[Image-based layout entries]
**********

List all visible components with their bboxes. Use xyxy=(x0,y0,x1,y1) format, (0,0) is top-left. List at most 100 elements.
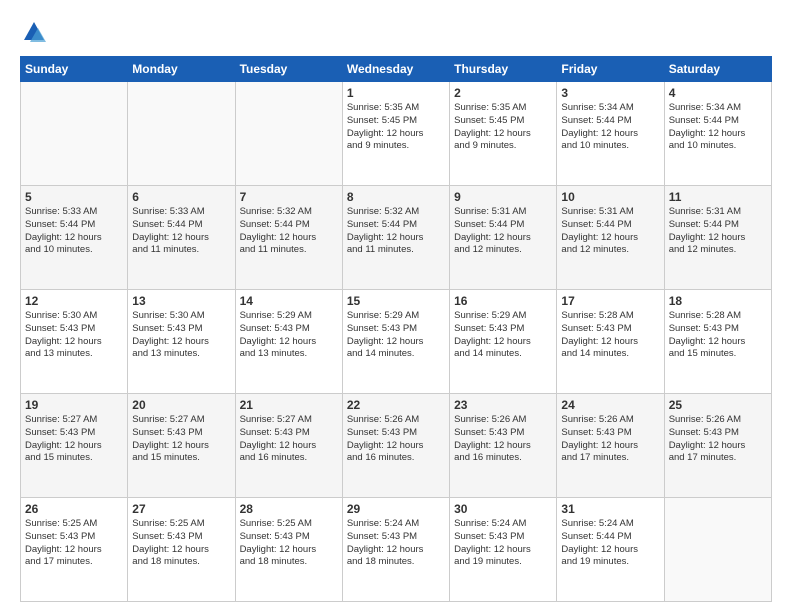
calendar-week-row: 5 Sunrise: 5:33 AM Sunset: 5:44 PM Daylig… xyxy=(21,186,772,290)
day-number: 15 xyxy=(347,294,445,308)
day-detail: Sunrise: 5:28 AM Sunset: 5:43 PM Dayligh… xyxy=(669,310,767,361)
day-detail: Sunrise: 5:33 AM Sunset: 5:44 PM Dayligh… xyxy=(132,206,230,257)
calendar-cell: 27 Sunrise: 5:25 AM Sunset: 5:43 PM Dayli… xyxy=(128,498,235,602)
day-number: 20 xyxy=(132,398,230,412)
calendar-cell: 1Sunrise: 5:35 AM Sunset: 5:45 PM Daylig… xyxy=(342,82,449,186)
day-detail: Sunrise: 5:24 AM Sunset: 5:43 PM Dayligh… xyxy=(454,518,552,569)
calendar-week-row: 12 Sunrise: 5:30 AM Sunset: 5:43 PM Dayli… xyxy=(21,290,772,394)
day-number: 16 xyxy=(454,294,552,308)
day-detail: Sunrise: 5:25 AM Sunset: 5:43 PM Dayligh… xyxy=(132,518,230,569)
page: SundayMondayTuesdayWednesdayThursdayFrid… xyxy=(0,0,792,612)
day-number: 2 xyxy=(454,86,552,100)
day-detail: Sunrise: 5:33 AM Sunset: 5:44 PM Dayligh… xyxy=(25,206,123,257)
day-detail: Sunrise: 5:35 AM Sunset: 5:45 PM Dayligh… xyxy=(454,102,552,153)
calendar-cell xyxy=(664,498,771,602)
calendar-cell: 24Sunrise: 5:26 AM Sunset: 5:43 PM Dayli… xyxy=(557,394,664,498)
calendar-cell: 30 Sunrise: 5:24 AM Sunset: 5:43 PM Dayli… xyxy=(450,498,557,602)
day-number: 28 xyxy=(240,502,338,516)
calendar-cell: 25 Sunrise: 5:26 AM Sunset: 5:43 PM Dayli… xyxy=(664,394,771,498)
calendar-cell: 11 Sunrise: 5:31 AM Sunset: 5:44 PM Dayli… xyxy=(664,186,771,290)
weekday-header-wednesday: Wednesday xyxy=(342,57,449,82)
day-detail: Sunrise: 5:24 AM Sunset: 5:44 PM Dayligh… xyxy=(561,518,659,569)
day-number: 19 xyxy=(25,398,123,412)
calendar-cell: 4 Sunrise: 5:34 AM Sunset: 5:44 PM Daylig… xyxy=(664,82,771,186)
calendar-cell: 22Sunrise: 5:26 AM Sunset: 5:43 PM Dayli… xyxy=(342,394,449,498)
day-detail: Sunrise: 5:34 AM Sunset: 5:44 PM Dayligh… xyxy=(669,102,767,153)
day-detail: Sunrise: 5:26 AM Sunset: 5:43 PM Dayligh… xyxy=(669,414,767,465)
day-detail: Sunrise: 5:34 AM Sunset: 5:44 PM Dayligh… xyxy=(561,102,659,153)
day-number: 7 xyxy=(240,190,338,204)
day-detail: Sunrise: 5:24 AM Sunset: 5:43 PM Dayligh… xyxy=(347,518,445,569)
day-number: 26 xyxy=(25,502,123,516)
day-number: 31 xyxy=(561,502,659,516)
header xyxy=(20,18,772,46)
day-detail: Sunrise: 5:26 AM Sunset: 5:43 PM Dayligh… xyxy=(561,414,659,465)
day-detail: Sunrise: 5:31 AM Sunset: 5:44 PM Dayligh… xyxy=(669,206,767,257)
day-number: 5 xyxy=(25,190,123,204)
day-detail: Sunrise: 5:27 AM Sunset: 5:43 PM Dayligh… xyxy=(240,414,338,465)
logo xyxy=(20,18,52,46)
day-number: 30 xyxy=(454,502,552,516)
weekday-header-saturday: Saturday xyxy=(664,57,771,82)
day-detail: Sunrise: 5:29 AM Sunset: 5:43 PM Dayligh… xyxy=(240,310,338,361)
day-number: 4 xyxy=(669,86,767,100)
calendar-cell: 9 Sunrise: 5:31 AM Sunset: 5:44 PM Daylig… xyxy=(450,186,557,290)
day-number: 25 xyxy=(669,398,767,412)
calendar-cell: 31 Sunrise: 5:24 AM Sunset: 5:44 PM Dayli… xyxy=(557,498,664,602)
calendar-cell: 15 Sunrise: 5:29 AM Sunset: 5:43 PM Dayli… xyxy=(342,290,449,394)
day-number: 11 xyxy=(669,190,767,204)
calendar-cell xyxy=(235,82,342,186)
calendar-cell: 6 Sunrise: 5:33 AM Sunset: 5:44 PM Daylig… xyxy=(128,186,235,290)
calendar-table: SundayMondayTuesdayWednesdayThursdayFrid… xyxy=(20,56,772,602)
calendar-cell: 29 Sunrise: 5:24 AM Sunset: 5:43 PM Dayli… xyxy=(342,498,449,602)
calendar-cell: 12Sunrise: 5:30 AM Sunset: 5:43 PM Dayli… xyxy=(21,290,128,394)
day-detail: Sunrise: 5:28 AM Sunset: 5:43 PM Dayligh… xyxy=(561,310,659,361)
day-number: 9 xyxy=(454,190,552,204)
day-number: 8 xyxy=(347,190,445,204)
day-number: 3 xyxy=(561,86,659,100)
day-detail: Sunrise: 5:31 AM Sunset: 5:44 PM Dayligh… xyxy=(454,206,552,257)
day-number: 21 xyxy=(240,398,338,412)
calendar-cell: 23Sunrise: 5:26 AM Sunset: 5:43 PM Dayli… xyxy=(450,394,557,498)
day-detail: Sunrise: 5:27 AM Sunset: 5:43 PM Dayligh… xyxy=(132,414,230,465)
calendar-cell: 2 Sunrise: 5:35 AM Sunset: 5:45 PM Daylig… xyxy=(450,82,557,186)
calendar-week-row: 19 Sunrise: 5:27 AM Sunset: 5:43 PM Dayli… xyxy=(21,394,772,498)
day-detail: Sunrise: 5:29 AM Sunset: 5:43 PM Dayligh… xyxy=(454,310,552,361)
calendar-week-row: 1Sunrise: 5:35 AM Sunset: 5:45 PM Daylig… xyxy=(21,82,772,186)
weekday-header-friday: Friday xyxy=(557,57,664,82)
weekday-header-monday: Monday xyxy=(128,57,235,82)
calendar-cell: 17Sunrise: 5:28 AM Sunset: 5:43 PM Dayli… xyxy=(557,290,664,394)
calendar-cell: 8 Sunrise: 5:32 AM Sunset: 5:44 PM Daylig… xyxy=(342,186,449,290)
weekday-header-thursday: Thursday xyxy=(450,57,557,82)
calendar-cell: 3 Sunrise: 5:34 AM Sunset: 5:44 PM Daylig… xyxy=(557,82,664,186)
calendar-cell: 5 Sunrise: 5:33 AM Sunset: 5:44 PM Daylig… xyxy=(21,186,128,290)
calendar-cell: 7Sunrise: 5:32 AM Sunset: 5:44 PM Daylig… xyxy=(235,186,342,290)
calendar-week-row: 26 Sunrise: 5:25 AM Sunset: 5:43 PM Dayli… xyxy=(21,498,772,602)
day-number: 13 xyxy=(132,294,230,308)
day-detail: Sunrise: 5:27 AM Sunset: 5:43 PM Dayligh… xyxy=(25,414,123,465)
calendar-cell xyxy=(21,82,128,186)
weekday-header-sunday: Sunday xyxy=(21,57,128,82)
day-number: 27 xyxy=(132,502,230,516)
calendar-cell: 18 Sunrise: 5:28 AM Sunset: 5:43 PM Dayli… xyxy=(664,290,771,394)
day-detail: Sunrise: 5:26 AM Sunset: 5:43 PM Dayligh… xyxy=(347,414,445,465)
calendar-cell: 26Sunrise: 5:25 AM Sunset: 5:43 PM Dayli… xyxy=(21,498,128,602)
day-number: 6 xyxy=(132,190,230,204)
day-detail: Sunrise: 5:32 AM Sunset: 5:44 PM Dayligh… xyxy=(347,206,445,257)
day-detail: Sunrise: 5:30 AM Sunset: 5:43 PM Dayligh… xyxy=(132,310,230,361)
calendar-cell: 21 Sunrise: 5:27 AM Sunset: 5:43 PM Dayli… xyxy=(235,394,342,498)
calendar-cell: 19 Sunrise: 5:27 AM Sunset: 5:43 PM Dayli… xyxy=(21,394,128,498)
day-number: 10 xyxy=(561,190,659,204)
calendar-cell xyxy=(128,82,235,186)
calendar-cell: 14Sunrise: 5:29 AM Sunset: 5:43 PM Dayli… xyxy=(235,290,342,394)
calendar-cell: 16 Sunrise: 5:29 AM Sunset: 5:43 PM Dayli… xyxy=(450,290,557,394)
day-number: 18 xyxy=(669,294,767,308)
day-number: 23 xyxy=(454,398,552,412)
calendar-cell: 13 Sunrise: 5:30 AM Sunset: 5:43 PM Dayli… xyxy=(128,290,235,394)
day-number: 29 xyxy=(347,502,445,516)
day-detail: Sunrise: 5:31 AM Sunset: 5:44 PM Dayligh… xyxy=(561,206,659,257)
day-detail: Sunrise: 5:29 AM Sunset: 5:43 PM Dayligh… xyxy=(347,310,445,361)
calendar-cell: 28Sunrise: 5:25 AM Sunset: 5:43 PM Dayli… xyxy=(235,498,342,602)
day-number: 12 xyxy=(25,294,123,308)
weekday-header-row: SundayMondayTuesdayWednesdayThursdayFrid… xyxy=(21,57,772,82)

**********

**Task objective:**
Replace "day-detail" with "day-info" in the lines from the line containing "calendar-week-row: 5 Sunrise: 5:33" up to and including the line containing "day-number: 28 xyxy=(240,502,338,516)", leaving everything else unchanged. Return only those lines.

**Expected output:**
calendar-week-row: 5 Sunrise: 5:33 AM Sunset: 5:44 PM Daylig… xyxy=(21,186,772,290)
day-number: 15 xyxy=(347,294,445,308)
day-info: Sunrise: 5:28 AM Sunset: 5:43 PM Dayligh… xyxy=(669,310,767,361)
day-info: Sunrise: 5:33 AM Sunset: 5:44 PM Dayligh… xyxy=(132,206,230,257)
calendar-cell: 27 Sunrise: 5:25 AM Sunset: 5:43 PM Dayli… xyxy=(128,498,235,602)
day-number: 20 xyxy=(132,398,230,412)
calendar-cell: 1Sunrise: 5:35 AM Sunset: 5:45 PM Daylig… xyxy=(342,82,449,186)
day-info: Sunrise: 5:24 AM Sunset: 5:43 PM Dayligh… xyxy=(454,518,552,569)
calendar-week-row: 12 Sunrise: 5:30 AM Sunset: 5:43 PM Dayli… xyxy=(21,290,772,394)
day-number: 16 xyxy=(454,294,552,308)
day-info: Sunrise: 5:25 AM Sunset: 5:43 PM Dayligh… xyxy=(132,518,230,569)
page: SundayMondayTuesdayWednesdayThursdayFrid… xyxy=(0,0,792,612)
day-number: 2 xyxy=(454,86,552,100)
day-info: Sunrise: 5:33 AM Sunset: 5:44 PM Dayligh… xyxy=(25,206,123,257)
day-info: Sunrise: 5:35 AM Sunset: 5:45 PM Dayligh… xyxy=(454,102,552,153)
calendar-cell xyxy=(664,498,771,602)
calendar-cell: 24Sunrise: 5:26 AM Sunset: 5:43 PM Dayli… xyxy=(557,394,664,498)
calendar-cell: 30 Sunrise: 5:24 AM Sunset: 5:43 PM Dayli… xyxy=(450,498,557,602)
day-number: 28 xyxy=(240,502,338,516)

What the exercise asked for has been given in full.